> **The problem**
Tally every line of the material that includes "字上着力", then give the tally and nothing else.

> **Input**

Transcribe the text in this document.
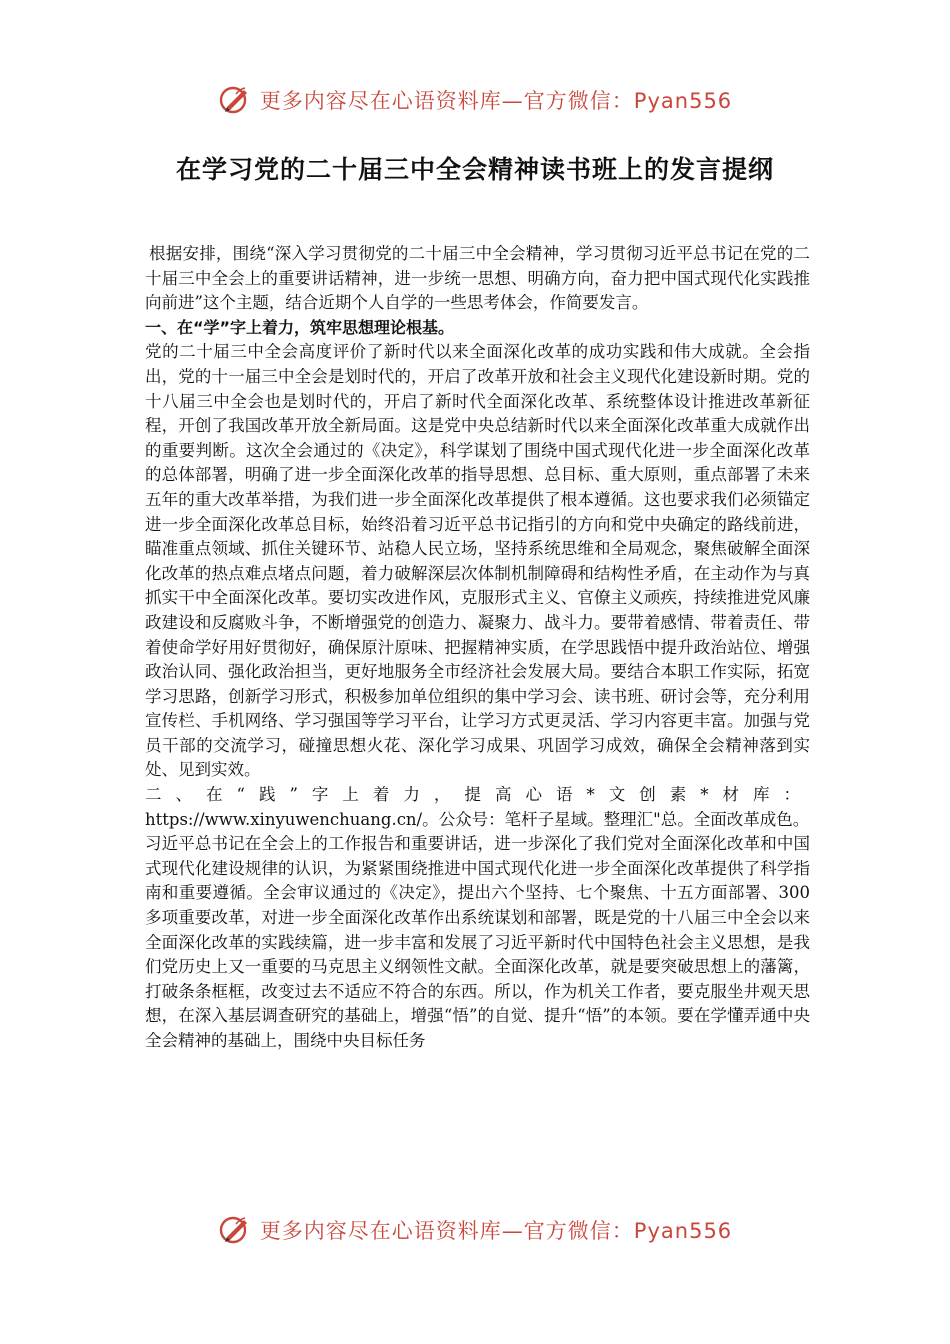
更多内容尽在心语资料库—官方微信：Pyan556
在学习党的二十届三中全会精神读书班上的发言提纲

根据安排，围绕“深入学习贯彻党的二十届三中全会精神，学习贯彻习近平总书记在党的二十届三中全会上的重要讲话精神，进一步统一思想、明确方向，奋力把中国式现代化实践推向前进”这个主题，结合近期个人自学的一些思考体会，作简要发言。

一、在“学”字上着力，筑牢思想理论根基。

党的二十届三中全会高度评价了新时代以来全面深化改革的成功实践和伟大成就。全会指出，党的十一届三中全会是划时代的，开启了改革开放和社会主义现代化建设新时期。党的十八届三中全会也是划时代的，开启了新时代全面深化改革、系统整体设计推进改革新征程，开创了我国改革开放全新局面。这是党中央总结新时代以来全面深化改革重大成就作出的重要判断。这次全会通过的《决定》，科学谋划了围绕中国式现代化进一步全面深化改革的总体部署，明确了进一步全面深化改革的指导思想、总目标、重大原则，重点部署了未来五年的重大改革举措，为我们进一步全面深化改革提供了根本遵循。这也要求我们必须锚定进一步全面深化改革总目标，始终沿着习近平总书记指引的方向和党中央确定的路线前进，瞄准重点领域、抓住关键环节、站稳人民立场，坚持系统思维和全局观念，聚焦破解全面深化改革的热点难点堵点问题，着力破解深层次体制机制障碍和结构性矛盾，在主动作为与真抓实干中全面深化改革。要切实改进作风，克服形式主义、官僚主义顽疾，持续推进党风廉政建设和反腐败斗争，不断增强党的创造力、凝聚力、战斗力。要带着感情、带着责任、带着使命学好用好贯彻好，确保原汁原味、把握精神实质，在学思践悟中提升政治站位、增强政治认同、强化政治担当，更好地服务全市经济社会发展大局。要结合本职工作实际，拓宽学习思路，创新学习形式，积极参加单位组织的集中学习会、读书班、研讨会等，充分利用宣传栏、手机网络、学习强国等学习平台，让学习方式更灵活、学习内容更丰富。加强与党员干部的交流学习，碰撞思想火花、深化学习成果、巩固学习成效，确保全会精神落到实处、见到实效。

二、在“践”字上着力，提高心语*文创素*材库：https://www.xinyuwenchuang.cn/。公众号：笔杆子星域。整理汇"总。全面改革成色。

习近平总书记在全会上的工作报告和重要讲话，进一步深化了我们党对全面深化改革和中国式现代化建设规律的认识，为紧紧围绕推进中国式现代化进一步全面深化改革提供了科学指南和重要遵循。全会审议通过的《决定》，提出六个坚持、七个聚焦、十五方面部署、300多项重要改革，对进一步全面深化改革作出系统谋划和部署，既是党的十八届三中全会以来全面深化改革的实践续篇，进一步丰富和发展了习近平新时代中国特色社会主义思想，是我们党历史上又一重要的马克思主义纲领性文献。全面深化改革，就是要突破思想上的藩篱，打破条条框框，改变过去不适应不符合的东西。所以，作为机关工作者，要克服坐井观天思想，在深入基层调查研究的基础上，增强“悟”的自觉、提升“悟”的本领。要在学懂弄通中央全会精神的基础上，围绕中央目标任务

更多内容尽在心语资料库—官方微信：Pyan556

> **Solved problem**
2